INPUT ROWS =>
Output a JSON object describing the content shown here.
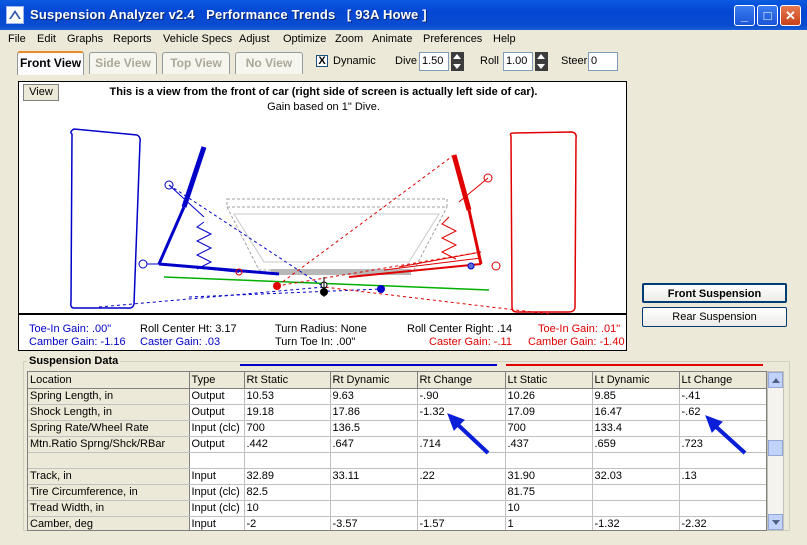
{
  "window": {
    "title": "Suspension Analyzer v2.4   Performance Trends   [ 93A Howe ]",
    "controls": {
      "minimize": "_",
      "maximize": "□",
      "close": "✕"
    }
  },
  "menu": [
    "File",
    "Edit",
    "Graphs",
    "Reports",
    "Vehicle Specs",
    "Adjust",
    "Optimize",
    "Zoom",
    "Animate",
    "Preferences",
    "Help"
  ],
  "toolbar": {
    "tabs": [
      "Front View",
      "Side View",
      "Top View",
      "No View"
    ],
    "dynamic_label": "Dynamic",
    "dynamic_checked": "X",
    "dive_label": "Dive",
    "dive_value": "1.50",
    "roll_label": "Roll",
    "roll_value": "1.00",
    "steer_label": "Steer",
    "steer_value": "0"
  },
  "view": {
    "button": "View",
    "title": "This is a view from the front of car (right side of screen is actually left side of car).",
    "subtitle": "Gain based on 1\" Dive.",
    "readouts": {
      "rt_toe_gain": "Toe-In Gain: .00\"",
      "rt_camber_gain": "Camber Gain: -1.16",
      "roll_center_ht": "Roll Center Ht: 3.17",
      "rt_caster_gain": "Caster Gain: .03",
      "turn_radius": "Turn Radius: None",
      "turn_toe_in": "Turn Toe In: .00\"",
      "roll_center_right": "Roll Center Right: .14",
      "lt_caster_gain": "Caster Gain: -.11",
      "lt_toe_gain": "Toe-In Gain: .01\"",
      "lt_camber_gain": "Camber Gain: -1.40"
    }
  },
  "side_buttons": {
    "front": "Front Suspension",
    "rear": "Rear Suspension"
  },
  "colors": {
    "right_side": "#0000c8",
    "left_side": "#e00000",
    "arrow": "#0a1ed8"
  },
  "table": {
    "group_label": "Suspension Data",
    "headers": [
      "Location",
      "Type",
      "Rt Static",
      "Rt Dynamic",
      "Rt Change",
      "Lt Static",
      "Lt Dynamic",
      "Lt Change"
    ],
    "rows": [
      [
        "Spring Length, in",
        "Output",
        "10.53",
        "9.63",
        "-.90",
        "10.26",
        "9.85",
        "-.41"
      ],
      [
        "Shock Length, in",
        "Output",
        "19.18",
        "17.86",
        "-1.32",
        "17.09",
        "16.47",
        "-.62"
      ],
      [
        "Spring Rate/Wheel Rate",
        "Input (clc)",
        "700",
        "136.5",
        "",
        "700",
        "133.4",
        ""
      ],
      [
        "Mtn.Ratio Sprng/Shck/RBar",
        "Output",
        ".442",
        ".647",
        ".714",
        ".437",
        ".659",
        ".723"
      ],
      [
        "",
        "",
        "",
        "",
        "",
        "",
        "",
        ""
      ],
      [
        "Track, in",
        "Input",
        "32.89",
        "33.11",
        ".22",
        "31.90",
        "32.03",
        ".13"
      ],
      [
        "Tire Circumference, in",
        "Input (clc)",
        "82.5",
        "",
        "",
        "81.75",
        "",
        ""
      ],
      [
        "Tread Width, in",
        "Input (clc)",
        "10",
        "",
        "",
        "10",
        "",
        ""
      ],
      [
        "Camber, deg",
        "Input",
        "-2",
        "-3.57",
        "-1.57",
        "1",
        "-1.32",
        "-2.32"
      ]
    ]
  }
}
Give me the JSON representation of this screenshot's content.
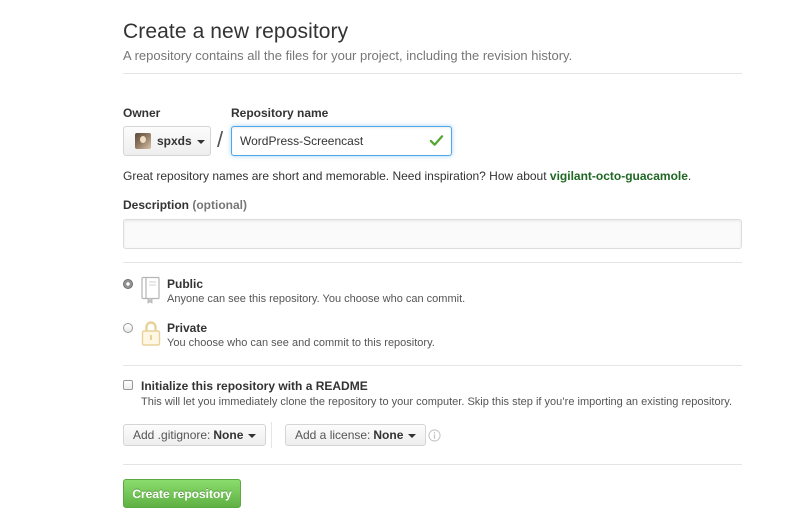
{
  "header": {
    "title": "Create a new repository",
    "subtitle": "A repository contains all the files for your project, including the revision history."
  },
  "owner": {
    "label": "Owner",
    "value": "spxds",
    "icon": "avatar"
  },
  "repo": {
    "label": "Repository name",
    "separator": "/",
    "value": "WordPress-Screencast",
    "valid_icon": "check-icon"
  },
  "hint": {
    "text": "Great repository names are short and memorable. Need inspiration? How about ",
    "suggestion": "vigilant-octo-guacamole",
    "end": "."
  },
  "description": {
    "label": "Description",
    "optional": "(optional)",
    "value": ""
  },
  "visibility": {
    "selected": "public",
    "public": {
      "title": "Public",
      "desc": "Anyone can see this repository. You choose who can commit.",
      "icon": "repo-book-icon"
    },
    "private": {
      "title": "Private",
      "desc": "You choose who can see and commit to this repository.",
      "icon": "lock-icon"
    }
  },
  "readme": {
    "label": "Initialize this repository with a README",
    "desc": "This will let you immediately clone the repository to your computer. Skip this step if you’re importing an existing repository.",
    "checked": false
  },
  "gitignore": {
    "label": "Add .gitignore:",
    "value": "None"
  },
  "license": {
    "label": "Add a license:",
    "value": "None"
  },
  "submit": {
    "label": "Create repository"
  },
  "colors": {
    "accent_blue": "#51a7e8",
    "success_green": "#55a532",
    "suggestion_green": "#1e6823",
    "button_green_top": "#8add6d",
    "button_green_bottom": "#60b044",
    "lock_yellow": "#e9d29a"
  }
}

TASK BRIEF =>
Without including the pictures, reproduce all entries exactly.

ANSWER TO THE PROBLEM =>
Output a JSON object describing the content shown here.
{
  "window": {
    "title": "Suspension Analyzer v2.4   Performance Trends   [ 93A Howe ]",
    "controls": {
      "minimize": "_",
      "maximize": "□",
      "close": "✕"
    }
  },
  "menu": [
    "File",
    "Edit",
    "Graphs",
    "Reports",
    "Vehicle Specs",
    "Adjust",
    "Optimize",
    "Zoom",
    "Animate",
    "Preferences",
    "Help"
  ],
  "toolbar": {
    "tabs": [
      "Front View",
      "Side View",
      "Top View",
      "No View"
    ],
    "dynamic_label": "Dynamic",
    "dynamic_checked": "X",
    "dive_label": "Dive",
    "dive_value": "1.50",
    "roll_label": "Roll",
    "roll_value": "1.00",
    "steer_label": "Steer",
    "steer_value": "0"
  },
  "view": {
    "button": "View",
    "title": "This is a view from the front of car (right side of screen is actually left side of car).",
    "subtitle": "Gain based on 1\" Dive.",
    "readouts": {
      "rt_toe_gain": "Toe-In Gain: .00\"",
      "rt_camber_gain": "Camber Gain: -1.16",
      "roll_center_ht": "Roll Center Ht: 3.17",
      "rt_caster_gain": "Caster Gain: .03",
      "turn_radius": "Turn Radius: None",
      "turn_toe_in": "Turn Toe In: .00\"",
      "roll_center_right": "Roll Center Right: .14",
      "lt_caster_gain": "Caster Gain: -.11",
      "lt_toe_gain": "Toe-In Gain: .01\"",
      "lt_camber_gain": "Camber Gain: -1.40"
    }
  },
  "side_buttons": {
    "front": "Front Suspension",
    "rear": "Rear Suspension"
  },
  "colors": {
    "right_side": "#0000c8",
    "left_side": "#e00000",
    "arrow": "#0a1ed8"
  },
  "table": {
    "group_label": "Suspension Data",
    "headers": [
      "Location",
      "Type",
      "Rt Static",
      "Rt Dynamic",
      "Rt Change",
      "Lt Static",
      "Lt Dynamic",
      "Lt Change"
    ],
    "rows": [
      [
        "Spring Length, in",
        "Output",
        "10.53",
        "9.63",
        "-.90",
        "10.26",
        "9.85",
        "-.41"
      ],
      [
        "Shock Length, in",
        "Output",
        "19.18",
        "17.86",
        "-1.32",
        "17.09",
        "16.47",
        "-.62"
      ],
      [
        "Spring Rate/Wheel Rate",
        "Input (clc)",
        "700",
        "136.5",
        "",
        "700",
        "133.4",
        ""
      ],
      [
        "Mtn.Ratio Sprng/Shck/RBar",
        "Output",
        ".442",
        ".647",
        ".714",
        ".437",
        ".659",
        ".723"
      ],
      [
        "",
        "",
        "",
        "",
        "",
        "",
        "",
        ""
      ],
      [
        "Track, in",
        "Input",
        "32.89",
        "33.11",
        ".22",
        "31.90",
        "32.03",
        ".13"
      ],
      [
        "Tire Circumference, in",
        "Input (clc)",
        "82.5",
        "",
        "",
        "81.75",
        "",
        ""
      ],
      [
        "Tread Width, in",
        "Input (clc)",
        "10",
        "",
        "",
        "10",
        "",
        ""
      ],
      [
        "Camber, deg",
        "Input",
        "-2",
        "-3.57",
        "-1.57",
        "1",
        "-1.32",
        "-2.32"
      ]
    ]
  }
}
Give me the JSON representation of this screenshot's content.
{
  "header": {
    "title": "Create a new repository",
    "subtitle": "A repository contains all the files for your project, including the revision history."
  },
  "owner": {
    "label": "Owner",
    "value": "spxds",
    "icon": "avatar"
  },
  "repo": {
    "label": "Repository name",
    "separator": "/",
    "value": "WordPress-Screencast",
    "valid_icon": "check-icon"
  },
  "hint": {
    "text": "Great repository names are short and memorable. Need inspiration? How about ",
    "suggestion": "vigilant-octo-guacamole",
    "end": "."
  },
  "description": {
    "label": "Description",
    "optional": "(optional)",
    "value": ""
  },
  "visibility": {
    "selected": "public",
    "public": {
      "title": "Public",
      "desc": "Anyone can see this repository. You choose who can commit.",
      "icon": "repo-book-icon"
    },
    "private": {
      "title": "Private",
      "desc": "You choose who can see and commit to this repository.",
      "icon": "lock-icon"
    }
  },
  "readme": {
    "label": "Initialize this repository with a README",
    "desc": "This will let you immediately clone the repository to your computer. Skip this step if you’re importing an existing repository.",
    "checked": false
  },
  "gitignore": {
    "label": "Add .gitignore:",
    "value": "None"
  },
  "license": {
    "label": "Add a license:",
    "value": "None"
  },
  "submit": {
    "label": "Create repository"
  },
  "colors": {
    "accent_blue": "#51a7e8",
    "success_green": "#55a532",
    "suggestion_green": "#1e6823",
    "button_green_top": "#8add6d",
    "button_green_bottom": "#60b044",
    "lock_yellow": "#e9d29a"
  }
}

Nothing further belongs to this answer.